Given exercise A
In the architecture overview, when should --profile rust-core be enabled?
Given exercise B
Reproduce word for word the stretch of the architecture overview from "Basic understanding of" through "rust-core is enabled.".

Text to read
================================

Architecture Overview

This section provides a deep-dive into AuroraSOC's architecture for developers contributing to or extending the platform. Understanding the architecture is essential before modifying any component.

If you are new to the codebase, read this page in order from top to bottom once, then use the linked deep-dive pages at the end.

The default Compose stack follows the Python API and event-processing path. Enable --profile rust-core only when you need the optional Rust fast path for high-throughput ingest and attestation workloads.

If you are looking for the operator-facing startup path, use AI Agent Fleet Deployment first and return here when you need implementation detail.

When to Use This Page

Use this page before you:

Add new agents, tools, events, or storage integrations
Change message routing, task execution, or API behavior
Plan performance testing or production hardening work

Prerequisites

Recommended background before making architecture changes:

Familiarity with async Python (asyncio, FastAPI, SQLAlchemy async)
Basic understanding of Redis Streams consumer groups
Familiarity with container networking (Compose and service DNS)
Working knowledge of OpenTelemetry and Prometheus basics

High-Level Architecture

In default deployments, MQTT_S --> PY_EDGE --> REDIS_S is the active edge-ingest path. The Rust node is only present when --profile rust-core is enabled.

Project Structure

AuroraSOC/
├── aurorasoc/              # Python backend (main application)
│   ├── agents/             # 16 AI agents + factory + prompts
│   ├── agents/             # 13 specialist agents + orchestrator + prompts
│   ├── api/                # FastAPI application and contract surface
│   ├── config/             # Pydantic settings (10 subsystem configs)
│   ├── core/               # Auth, DB, logging, rate limiting, tracing
│   ├── engine/             # SOAR playbook engine
│   ├── events/             # Redis Streams, NATS, MQTT consumers
│   ├── workers/            # Redis stream workers (agent task execution)
│   ├── memory/             # Three-tier agent memory system
│   ├── models/             # Pydantic domain models + enums
│   ├── services/           # Background scheduler
│   ├── tools/              # 50+ MCP tools across multiple modules
│   └── workflows/          # BeeAI AgentWorkflows
├── rust_core/              # Optional Rust fast path
│   └── src/                # Event normalizer, security middleware, publishers
├── dashboard/              # Next.js 15 frontend
│   └── src/                # React components, Zustand store, API client
├── firmware/               # Three firmware platforms
│   ├── esp32s3/            # Zephyr RTOS (C)

================================

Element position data
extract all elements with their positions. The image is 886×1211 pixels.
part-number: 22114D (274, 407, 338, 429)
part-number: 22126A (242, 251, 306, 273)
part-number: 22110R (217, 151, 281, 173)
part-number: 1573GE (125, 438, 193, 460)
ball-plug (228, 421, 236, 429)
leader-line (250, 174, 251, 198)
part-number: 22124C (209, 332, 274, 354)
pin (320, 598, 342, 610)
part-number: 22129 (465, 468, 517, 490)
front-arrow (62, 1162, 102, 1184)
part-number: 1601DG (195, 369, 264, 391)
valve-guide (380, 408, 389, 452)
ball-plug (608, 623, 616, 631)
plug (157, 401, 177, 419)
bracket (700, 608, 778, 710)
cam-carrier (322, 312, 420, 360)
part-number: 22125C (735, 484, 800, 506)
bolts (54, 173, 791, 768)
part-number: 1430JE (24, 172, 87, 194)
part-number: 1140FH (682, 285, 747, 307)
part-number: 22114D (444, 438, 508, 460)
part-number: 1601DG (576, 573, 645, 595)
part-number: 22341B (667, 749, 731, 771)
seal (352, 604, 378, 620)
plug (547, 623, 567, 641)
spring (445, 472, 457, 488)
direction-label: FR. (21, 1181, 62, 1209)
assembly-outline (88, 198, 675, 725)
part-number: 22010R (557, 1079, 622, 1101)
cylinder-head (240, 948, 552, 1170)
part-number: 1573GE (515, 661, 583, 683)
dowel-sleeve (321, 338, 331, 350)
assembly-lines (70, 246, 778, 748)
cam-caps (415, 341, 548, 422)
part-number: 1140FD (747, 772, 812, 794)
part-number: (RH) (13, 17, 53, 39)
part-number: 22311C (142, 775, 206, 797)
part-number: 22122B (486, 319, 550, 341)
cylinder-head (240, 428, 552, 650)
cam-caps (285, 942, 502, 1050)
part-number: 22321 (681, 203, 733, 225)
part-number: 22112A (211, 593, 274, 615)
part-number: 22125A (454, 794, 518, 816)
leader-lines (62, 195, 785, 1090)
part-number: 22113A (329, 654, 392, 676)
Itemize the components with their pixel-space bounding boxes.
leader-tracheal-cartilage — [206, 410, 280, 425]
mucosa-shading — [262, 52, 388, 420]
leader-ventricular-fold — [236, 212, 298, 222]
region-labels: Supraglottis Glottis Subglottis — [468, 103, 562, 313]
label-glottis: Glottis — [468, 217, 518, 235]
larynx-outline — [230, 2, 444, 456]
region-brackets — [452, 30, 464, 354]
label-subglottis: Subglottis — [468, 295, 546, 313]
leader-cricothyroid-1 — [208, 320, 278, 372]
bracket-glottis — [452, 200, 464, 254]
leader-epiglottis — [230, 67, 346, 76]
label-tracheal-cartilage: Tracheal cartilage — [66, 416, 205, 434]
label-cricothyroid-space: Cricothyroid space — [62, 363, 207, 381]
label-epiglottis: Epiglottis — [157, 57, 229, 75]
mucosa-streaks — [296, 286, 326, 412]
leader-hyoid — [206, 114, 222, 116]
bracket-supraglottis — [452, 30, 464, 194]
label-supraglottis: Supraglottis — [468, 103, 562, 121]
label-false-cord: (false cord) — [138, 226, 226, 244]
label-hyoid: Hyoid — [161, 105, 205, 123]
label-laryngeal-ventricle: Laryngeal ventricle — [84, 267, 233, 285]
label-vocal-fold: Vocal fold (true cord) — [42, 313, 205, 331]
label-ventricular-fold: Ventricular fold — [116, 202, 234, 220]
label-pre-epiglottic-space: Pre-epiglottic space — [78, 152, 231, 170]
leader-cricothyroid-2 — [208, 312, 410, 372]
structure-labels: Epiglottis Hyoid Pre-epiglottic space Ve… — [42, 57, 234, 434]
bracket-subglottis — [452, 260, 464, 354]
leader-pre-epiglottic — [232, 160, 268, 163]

================================

Full answer A
Only when you need the optional Rust fast path for high-throughput ingest and attestation workloads.

Full answer B
Basic understanding of Redis Streams consumer groups
Familiarity with container networking (Compose and service DNS)
Working knowledge of OpenTelemetry and Prometheus basics

High-Level Architecture

In default deployments, MQTT_S --> PY_EDGE --> REDIS_S is the active edge-ingest path. The Rust node is only present when --profile rust-core is enabled.